_Exercises:_
a) Answer these from the passage about choosing a web language:
(i) According to the edit, on which operating system must the application run?
(ii) Which tool does the reply favoring ASP.NET call probably the best coding tool out there?
(iii) Which language does the reply favoring the JVM put on its shortlist for a large app?
b) Reproduce the passage about choosing a web language word for word, from "I have a large" to "wish to develop.".
--- Supplied passage ---
I have a large web application idea that I would like to work on, which will require secure database interactions, file creation and editing abilities, speed, and output html. It needs to be able to run on a webhost, not a self-run server. What would be the best programming language to use to create it? I am not looking for 'easiest', I am looking for the most useful for the type of web application I wish to develop.
EDIT:
It needs to be able to run on linux.
My pick would be ASP. NET MVC platform with Razor in-line syntax and C# for your code.
.NET ticks all your boxes, plus it has a humongous community, lots of help resources, tutorials etc. online; probably the best coding tool out there (Visual Studio 2010), easy to integrate with cutting-edge stuff like html5, jQuery, CSS3, AJAX etc.
ASP.NET is Microsoft technology, hence you will need to develop on Windows (anything from XP and above will do). C# uses similar syntax to JAVA. Razor is new and fairly easy to use. .NET works very well with most databases and you can even manage both your code and database in the same tool (Visual Studio) depending on which DBMS you'll go for.
And I guess the biggest argument, as Matteo Mosca pointed out is that this very site was built using ASP .NET MVC and, in my opinion, it does its job pretty well.
Please define "webhost". For a lot of people, that means "PHP hoster", and that sort of limits your choice of languages to 1.
For a large webapp, I would definitely take something that runs on the JVM (assuming that your definition of "webhost" includes some shop that accepts .war files for hosting - I usually self-host on virtual machines and run the Play Framework because it is so much easier). On the JVM, you have a choice of frameworks and languages - and again check out Play - and here it starts depending on language skills, specific needs, etcetera. Scala would, for a large app, definitely be on my shortlist these days.
--- Supplied material ---
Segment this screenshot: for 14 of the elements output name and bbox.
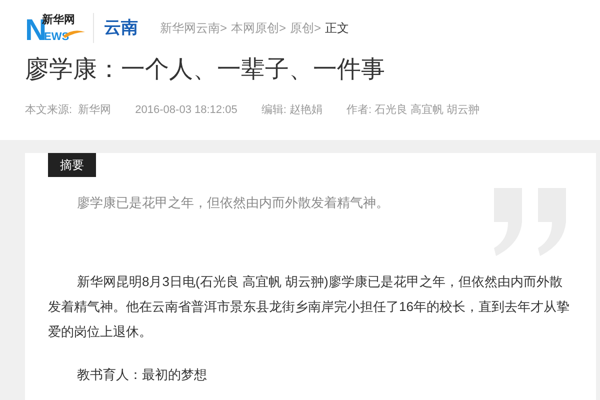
---
_Final results:_
a)
(i) Linux
(ii) Visual Studio 2010
(iii) Scala

b)
I have a large web application idea that I would like to work on, which will require secure database interactions, file creation and editing abilities, speed, and output html. It needs to be able to run on a webhost, not a self-run server. What would be the best programming language to use to create it? I am not looking for 'easiest', I am looking for the most useful for the type of web application I wish to develop.